[start Supplied information]
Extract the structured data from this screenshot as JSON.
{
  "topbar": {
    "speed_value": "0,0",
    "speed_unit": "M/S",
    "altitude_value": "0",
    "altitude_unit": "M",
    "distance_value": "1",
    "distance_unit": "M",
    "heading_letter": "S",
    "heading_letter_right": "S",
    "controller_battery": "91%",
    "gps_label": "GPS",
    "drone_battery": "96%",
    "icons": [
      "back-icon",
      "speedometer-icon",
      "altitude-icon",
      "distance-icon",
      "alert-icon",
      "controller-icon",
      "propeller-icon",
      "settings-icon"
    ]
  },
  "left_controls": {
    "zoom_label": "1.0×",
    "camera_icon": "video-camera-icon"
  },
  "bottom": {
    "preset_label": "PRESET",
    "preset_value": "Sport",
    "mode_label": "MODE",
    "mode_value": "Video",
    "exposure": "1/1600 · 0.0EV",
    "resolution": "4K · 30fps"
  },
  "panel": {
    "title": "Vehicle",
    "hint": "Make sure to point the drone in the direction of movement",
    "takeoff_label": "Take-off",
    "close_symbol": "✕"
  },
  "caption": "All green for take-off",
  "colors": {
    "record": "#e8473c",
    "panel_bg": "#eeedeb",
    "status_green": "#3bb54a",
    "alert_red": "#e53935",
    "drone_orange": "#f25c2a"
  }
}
[end Supplied information]
[start Supplied information]
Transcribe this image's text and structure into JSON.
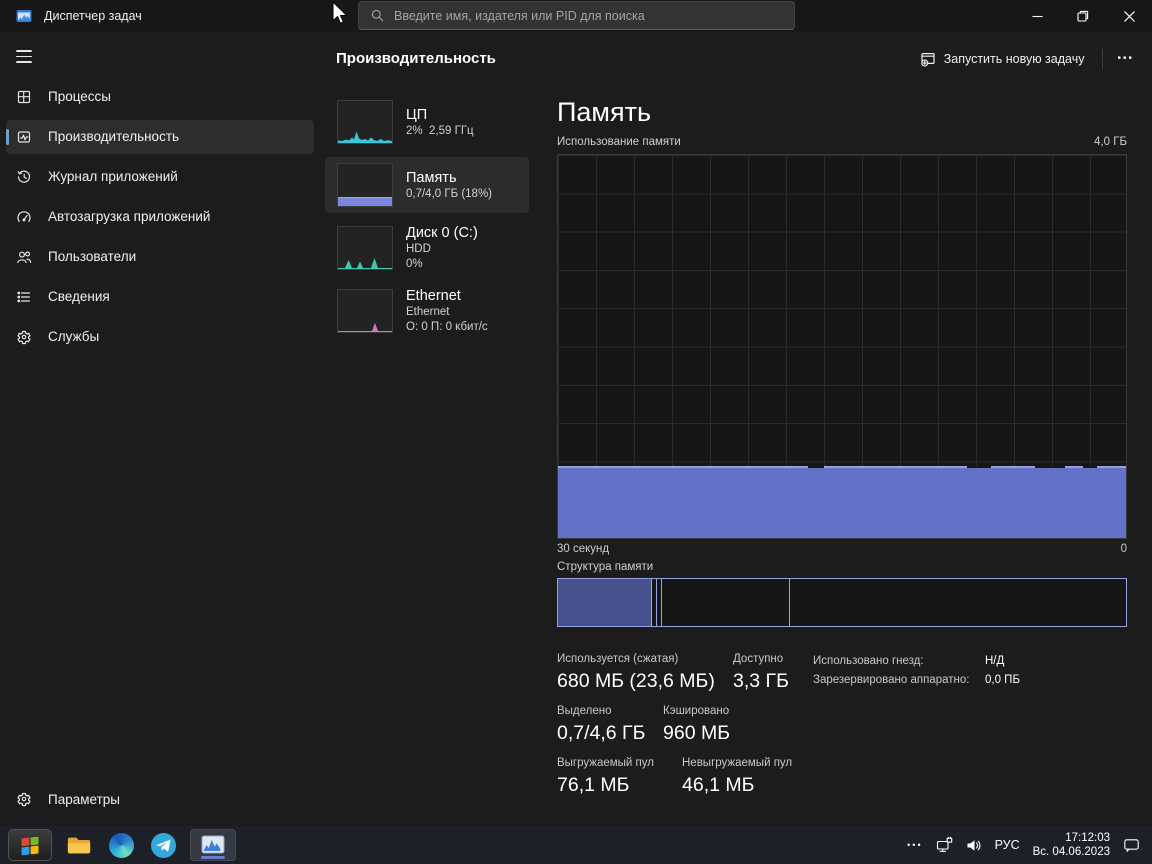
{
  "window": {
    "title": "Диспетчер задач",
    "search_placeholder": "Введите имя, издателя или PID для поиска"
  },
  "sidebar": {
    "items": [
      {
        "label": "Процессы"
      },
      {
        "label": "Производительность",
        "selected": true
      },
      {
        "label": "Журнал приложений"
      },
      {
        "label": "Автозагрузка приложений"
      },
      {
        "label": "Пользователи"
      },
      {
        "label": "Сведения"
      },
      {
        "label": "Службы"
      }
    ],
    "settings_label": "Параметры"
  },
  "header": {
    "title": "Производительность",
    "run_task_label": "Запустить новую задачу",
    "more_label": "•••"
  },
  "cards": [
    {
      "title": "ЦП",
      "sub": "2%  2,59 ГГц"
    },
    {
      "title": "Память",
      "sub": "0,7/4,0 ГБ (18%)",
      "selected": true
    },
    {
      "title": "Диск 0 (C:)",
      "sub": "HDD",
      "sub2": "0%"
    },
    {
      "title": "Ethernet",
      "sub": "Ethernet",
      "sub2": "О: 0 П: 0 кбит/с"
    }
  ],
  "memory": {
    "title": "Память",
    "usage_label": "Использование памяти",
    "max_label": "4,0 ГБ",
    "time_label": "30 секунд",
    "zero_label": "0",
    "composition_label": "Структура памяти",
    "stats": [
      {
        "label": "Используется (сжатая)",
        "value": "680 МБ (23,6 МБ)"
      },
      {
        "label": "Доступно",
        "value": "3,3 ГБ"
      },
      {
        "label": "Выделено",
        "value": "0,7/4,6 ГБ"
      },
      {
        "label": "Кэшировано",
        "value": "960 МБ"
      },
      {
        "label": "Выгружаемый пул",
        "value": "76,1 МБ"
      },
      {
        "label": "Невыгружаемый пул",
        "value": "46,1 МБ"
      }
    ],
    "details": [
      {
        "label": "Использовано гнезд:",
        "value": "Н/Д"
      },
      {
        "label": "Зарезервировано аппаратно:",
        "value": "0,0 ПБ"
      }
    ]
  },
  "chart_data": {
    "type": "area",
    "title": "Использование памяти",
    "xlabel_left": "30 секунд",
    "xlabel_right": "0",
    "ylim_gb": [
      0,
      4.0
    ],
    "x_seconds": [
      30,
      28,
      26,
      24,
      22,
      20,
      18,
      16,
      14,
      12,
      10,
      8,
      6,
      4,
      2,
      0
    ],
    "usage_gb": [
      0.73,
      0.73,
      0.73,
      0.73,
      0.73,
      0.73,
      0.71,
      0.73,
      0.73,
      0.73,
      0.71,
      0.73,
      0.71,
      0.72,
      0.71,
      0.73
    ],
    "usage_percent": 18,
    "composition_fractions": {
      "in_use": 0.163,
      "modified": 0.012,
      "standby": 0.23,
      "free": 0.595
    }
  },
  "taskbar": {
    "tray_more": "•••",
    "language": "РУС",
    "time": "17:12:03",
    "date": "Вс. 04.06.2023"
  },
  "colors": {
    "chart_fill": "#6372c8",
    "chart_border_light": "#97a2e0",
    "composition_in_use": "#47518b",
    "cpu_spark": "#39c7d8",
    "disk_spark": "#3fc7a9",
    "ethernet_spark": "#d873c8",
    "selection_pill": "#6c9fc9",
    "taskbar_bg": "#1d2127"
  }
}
[end Supplied information]
[start Supplied information]
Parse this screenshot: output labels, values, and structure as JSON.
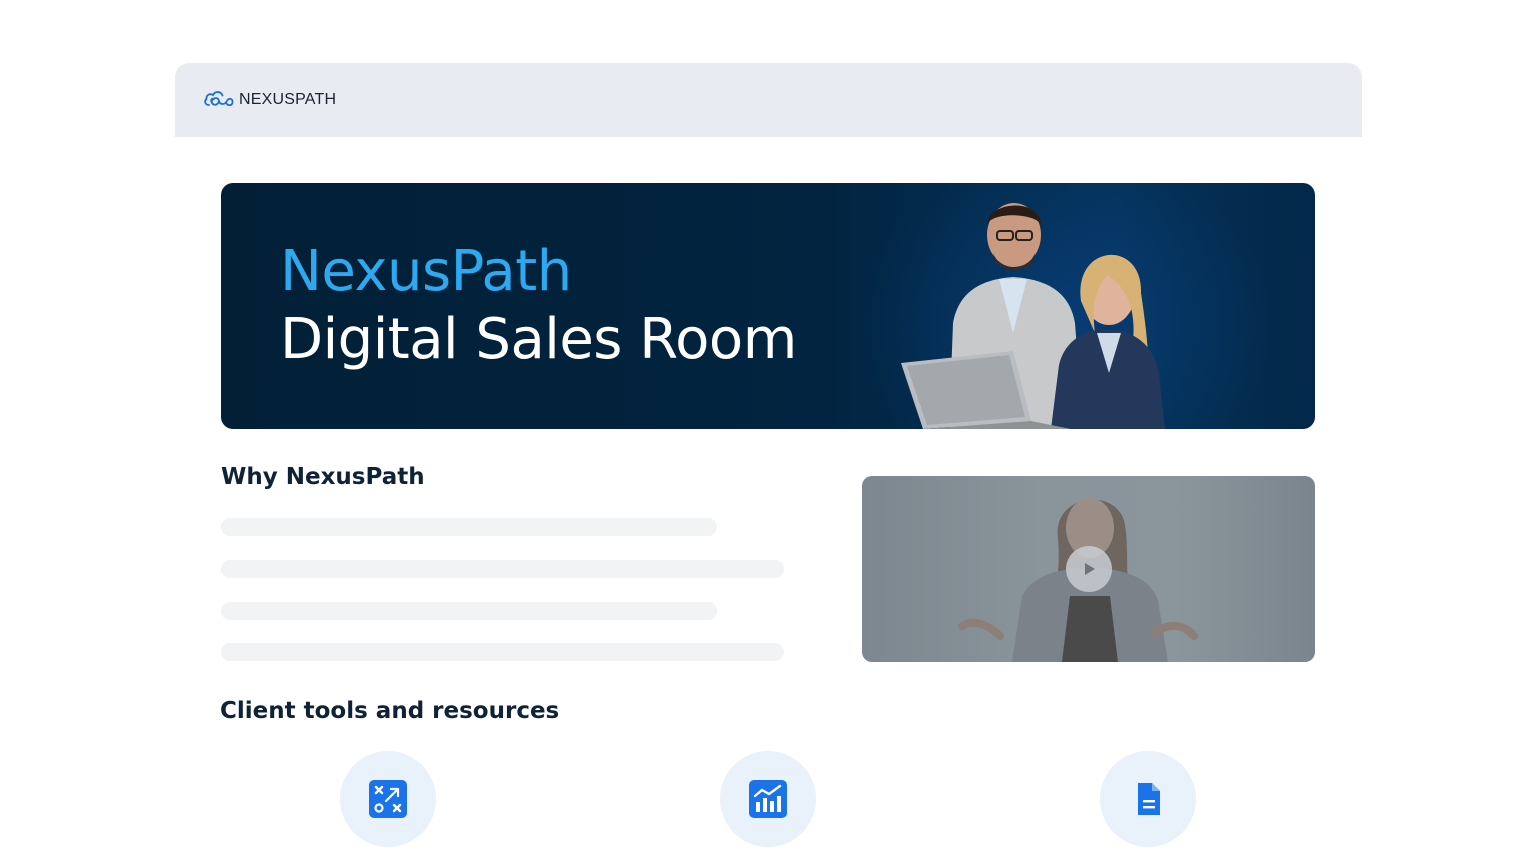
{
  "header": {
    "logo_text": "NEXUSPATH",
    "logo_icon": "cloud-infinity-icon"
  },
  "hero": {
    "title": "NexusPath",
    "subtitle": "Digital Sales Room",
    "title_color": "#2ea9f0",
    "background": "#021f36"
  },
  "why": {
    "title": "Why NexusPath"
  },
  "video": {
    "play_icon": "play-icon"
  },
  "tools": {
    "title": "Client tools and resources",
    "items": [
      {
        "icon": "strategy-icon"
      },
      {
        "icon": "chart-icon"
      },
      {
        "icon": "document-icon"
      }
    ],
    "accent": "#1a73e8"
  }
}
[end Supplied information]
Which lines include the word "памяти"? List them all.

## Full answer
    "usage_label": "Использование памяти",
    "composition_label": "Структура памяти",
    "title": "Использование памяти",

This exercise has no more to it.